**Task to complete:** Leave out the images and repeat the listing below without a single change.
------------------------------------------------------------
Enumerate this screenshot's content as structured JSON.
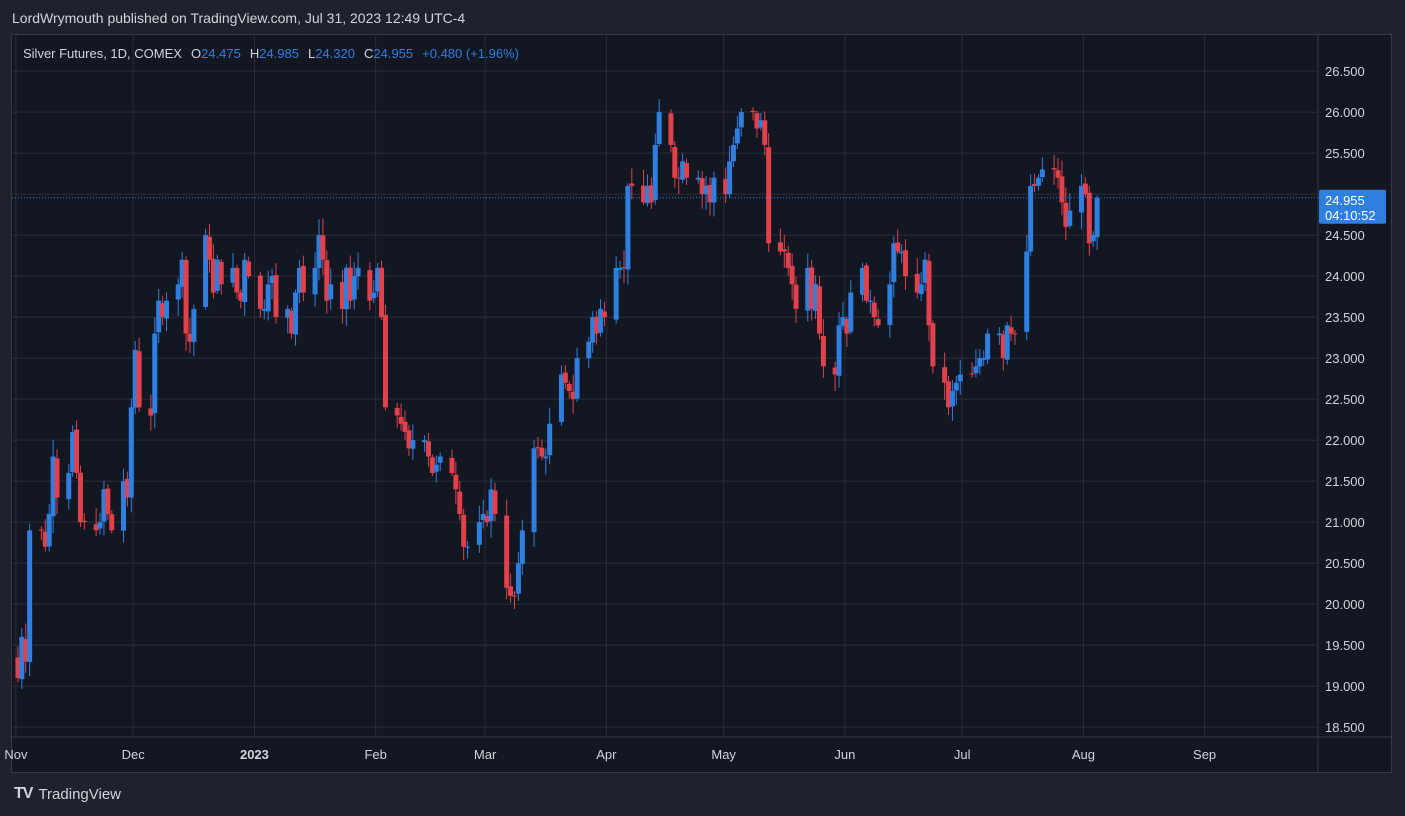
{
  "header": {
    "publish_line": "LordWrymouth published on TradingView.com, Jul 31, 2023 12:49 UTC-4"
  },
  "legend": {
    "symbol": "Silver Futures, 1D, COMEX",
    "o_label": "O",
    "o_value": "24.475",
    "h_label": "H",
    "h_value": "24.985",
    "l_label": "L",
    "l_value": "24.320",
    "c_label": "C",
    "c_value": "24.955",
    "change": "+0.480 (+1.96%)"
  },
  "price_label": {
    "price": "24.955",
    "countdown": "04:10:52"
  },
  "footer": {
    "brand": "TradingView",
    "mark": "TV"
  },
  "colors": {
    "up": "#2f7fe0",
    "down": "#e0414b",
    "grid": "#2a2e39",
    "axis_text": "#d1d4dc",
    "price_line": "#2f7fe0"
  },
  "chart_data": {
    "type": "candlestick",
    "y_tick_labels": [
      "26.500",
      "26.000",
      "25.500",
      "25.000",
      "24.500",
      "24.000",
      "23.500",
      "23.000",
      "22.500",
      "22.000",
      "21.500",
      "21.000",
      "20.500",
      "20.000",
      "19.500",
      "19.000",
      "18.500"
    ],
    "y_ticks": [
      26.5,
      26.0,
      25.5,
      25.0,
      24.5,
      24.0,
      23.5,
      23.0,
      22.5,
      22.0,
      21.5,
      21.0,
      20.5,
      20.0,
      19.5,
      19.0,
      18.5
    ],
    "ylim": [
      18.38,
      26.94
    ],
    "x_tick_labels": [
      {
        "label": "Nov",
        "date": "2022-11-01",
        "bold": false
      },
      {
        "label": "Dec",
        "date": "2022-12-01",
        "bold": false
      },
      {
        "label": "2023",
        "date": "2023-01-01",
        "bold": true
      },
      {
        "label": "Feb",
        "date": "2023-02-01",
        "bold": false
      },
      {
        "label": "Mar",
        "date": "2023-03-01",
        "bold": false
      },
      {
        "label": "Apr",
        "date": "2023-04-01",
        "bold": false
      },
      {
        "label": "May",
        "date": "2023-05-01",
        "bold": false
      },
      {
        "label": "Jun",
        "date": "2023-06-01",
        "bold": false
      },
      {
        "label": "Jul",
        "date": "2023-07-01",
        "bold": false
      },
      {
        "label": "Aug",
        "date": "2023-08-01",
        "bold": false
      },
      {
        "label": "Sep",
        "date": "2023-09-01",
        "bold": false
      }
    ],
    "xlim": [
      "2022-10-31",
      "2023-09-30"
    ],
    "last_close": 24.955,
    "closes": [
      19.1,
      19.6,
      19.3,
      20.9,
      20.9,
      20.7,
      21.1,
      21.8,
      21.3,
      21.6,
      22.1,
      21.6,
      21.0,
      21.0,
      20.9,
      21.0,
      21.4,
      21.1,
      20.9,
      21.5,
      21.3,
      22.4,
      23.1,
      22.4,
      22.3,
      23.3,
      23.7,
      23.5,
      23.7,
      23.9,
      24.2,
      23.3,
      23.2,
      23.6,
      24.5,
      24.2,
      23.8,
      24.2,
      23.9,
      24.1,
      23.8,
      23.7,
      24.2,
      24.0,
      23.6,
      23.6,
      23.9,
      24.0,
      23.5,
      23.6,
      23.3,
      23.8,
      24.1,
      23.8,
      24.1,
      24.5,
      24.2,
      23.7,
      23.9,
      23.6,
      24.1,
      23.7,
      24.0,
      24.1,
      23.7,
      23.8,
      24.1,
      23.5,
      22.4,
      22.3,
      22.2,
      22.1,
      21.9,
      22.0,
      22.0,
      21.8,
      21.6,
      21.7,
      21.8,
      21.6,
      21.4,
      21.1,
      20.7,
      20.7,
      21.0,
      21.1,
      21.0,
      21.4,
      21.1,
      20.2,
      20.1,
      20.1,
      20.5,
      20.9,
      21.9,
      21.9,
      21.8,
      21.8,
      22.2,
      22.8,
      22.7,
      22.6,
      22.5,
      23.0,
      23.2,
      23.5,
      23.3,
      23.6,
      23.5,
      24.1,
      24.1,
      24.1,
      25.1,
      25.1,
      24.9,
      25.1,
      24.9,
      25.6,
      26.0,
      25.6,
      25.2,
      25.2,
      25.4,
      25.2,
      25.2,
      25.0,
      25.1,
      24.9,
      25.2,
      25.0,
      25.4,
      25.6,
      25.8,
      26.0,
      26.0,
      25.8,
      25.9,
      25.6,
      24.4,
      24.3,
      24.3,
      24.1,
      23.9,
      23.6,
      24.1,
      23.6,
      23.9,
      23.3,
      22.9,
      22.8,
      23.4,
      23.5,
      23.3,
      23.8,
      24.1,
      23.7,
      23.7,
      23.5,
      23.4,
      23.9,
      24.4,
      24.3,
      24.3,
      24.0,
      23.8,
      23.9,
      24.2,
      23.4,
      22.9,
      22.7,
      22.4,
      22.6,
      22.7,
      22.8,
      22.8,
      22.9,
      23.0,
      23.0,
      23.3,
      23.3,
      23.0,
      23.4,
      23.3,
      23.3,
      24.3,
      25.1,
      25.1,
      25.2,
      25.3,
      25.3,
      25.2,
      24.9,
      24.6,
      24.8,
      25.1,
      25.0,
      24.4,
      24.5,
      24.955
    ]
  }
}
------------------------------------------------------------
**Solution to this exercise:**
Enumerate this screenshot's content as structured JSON.
{
  "header": {
    "publish_line": "LordWrymouth published on TradingView.com, Jul 31, 2023 12:49 UTC-4"
  },
  "legend": {
    "symbol": "Silver Futures, 1D, COMEX",
    "o_label": "O",
    "o_value": "24.475",
    "h_label": "H",
    "h_value": "24.985",
    "l_label": "L",
    "l_value": "24.320",
    "c_label": "C",
    "c_value": "24.955",
    "change": "+0.480 (+1.96%)"
  },
  "price_label": {
    "price": "24.955",
    "countdown": "04:10:52"
  },
  "footer": {
    "brand": "TradingView",
    "mark": "TV"
  },
  "colors": {
    "up": "#2f7fe0",
    "down": "#e0414b",
    "grid": "#2a2e39",
    "axis_text": "#d1d4dc",
    "price_line": "#2f7fe0"
  },
  "chart_data": {
    "type": "candlestick",
    "y_tick_labels": [
      "26.500",
      "26.000",
      "25.500",
      "25.000",
      "24.500",
      "24.000",
      "23.500",
      "23.000",
      "22.500",
      "22.000",
      "21.500",
      "21.000",
      "20.500",
      "20.000",
      "19.500",
      "19.000",
      "18.500"
    ],
    "y_ticks": [
      26.5,
      26.0,
      25.5,
      25.0,
      24.5,
      24.0,
      23.5,
      23.0,
      22.5,
      22.0,
      21.5,
      21.0,
      20.5,
      20.0,
      19.5,
      19.0,
      18.5
    ],
    "ylim": [
      18.38,
      26.94
    ],
    "x_tick_labels": [
      {
        "label": "Nov",
        "date": "2022-11-01",
        "bold": false
      },
      {
        "label": "Dec",
        "date": "2022-12-01",
        "bold": false
      },
      {
        "label": "2023",
        "date": "2023-01-01",
        "bold": true
      },
      {
        "label": "Feb",
        "date": "2023-02-01",
        "bold": false
      },
      {
        "label": "Mar",
        "date": "2023-03-01",
        "bold": false
      },
      {
        "label": "Apr",
        "date": "2023-04-01",
        "bold": false
      },
      {
        "label": "May",
        "date": "2023-05-01",
        "bold": false
      },
      {
        "label": "Jun",
        "date": "2023-06-01",
        "bold": false
      },
      {
        "label": "Jul",
        "date": "2023-07-01",
        "bold": false
      },
      {
        "label": "Aug",
        "date": "2023-08-01",
        "bold": false
      },
      {
        "label": "Sep",
        "date": "2023-09-01",
        "bold": false
      }
    ],
    "xlim": [
      "2022-10-31",
      "2023-09-30"
    ],
    "last_close": 24.955,
    "closes": [
      19.1,
      19.6,
      19.3,
      20.9,
      20.9,
      20.7,
      21.1,
      21.8,
      21.3,
      21.6,
      22.1,
      21.6,
      21.0,
      21.0,
      20.9,
      21.0,
      21.4,
      21.1,
      20.9,
      21.5,
      21.3,
      22.4,
      23.1,
      22.4,
      22.3,
      23.3,
      23.7,
      23.5,
      23.7,
      23.9,
      24.2,
      23.3,
      23.2,
      23.6,
      24.5,
      24.2,
      23.8,
      24.2,
      23.9,
      24.1,
      23.8,
      23.7,
      24.2,
      24.0,
      23.6,
      23.6,
      23.9,
      24.0,
      23.5,
      23.6,
      23.3,
      23.8,
      24.1,
      23.8,
      24.1,
      24.5,
      24.2,
      23.7,
      23.9,
      23.6,
      24.1,
      23.7,
      24.0,
      24.1,
      23.7,
      23.8,
      24.1,
      23.5,
      22.4,
      22.3,
      22.2,
      22.1,
      21.9,
      22.0,
      22.0,
      21.8,
      21.6,
      21.7,
      21.8,
      21.6,
      21.4,
      21.1,
      20.7,
      20.7,
      21.0,
      21.1,
      21.0,
      21.4,
      21.1,
      20.2,
      20.1,
      20.1,
      20.5,
      20.9,
      21.9,
      21.9,
      21.8,
      21.8,
      22.2,
      22.8,
      22.7,
      22.6,
      22.5,
      23.0,
      23.2,
      23.5,
      23.3,
      23.6,
      23.5,
      24.1,
      24.1,
      24.1,
      25.1,
      25.1,
      24.9,
      25.1,
      24.9,
      25.6,
      26.0,
      25.6,
      25.2,
      25.2,
      25.4,
      25.2,
      25.2,
      25.0,
      25.1,
      24.9,
      25.2,
      25.0,
      25.4,
      25.6,
      25.8,
      26.0,
      26.0,
      25.8,
      25.9,
      25.6,
      24.4,
      24.3,
      24.3,
      24.1,
      23.9,
      23.6,
      24.1,
      23.6,
      23.9,
      23.3,
      22.9,
      22.8,
      23.4,
      23.5,
      23.3,
      23.8,
      24.1,
      23.7,
      23.7,
      23.5,
      23.4,
      23.9,
      24.4,
      24.3,
      24.3,
      24.0,
      23.8,
      23.9,
      24.2,
      23.4,
      22.9,
      22.7,
      22.4,
      22.6,
      22.7,
      22.8,
      22.8,
      22.9,
      23.0,
      23.0,
      23.3,
      23.3,
      23.0,
      23.4,
      23.3,
      23.3,
      24.3,
      25.1,
      25.1,
      25.2,
      25.3,
      25.3,
      25.2,
      24.9,
      24.6,
      24.8,
      25.1,
      25.0,
      24.4,
      24.5,
      24.955
    ]
  }
}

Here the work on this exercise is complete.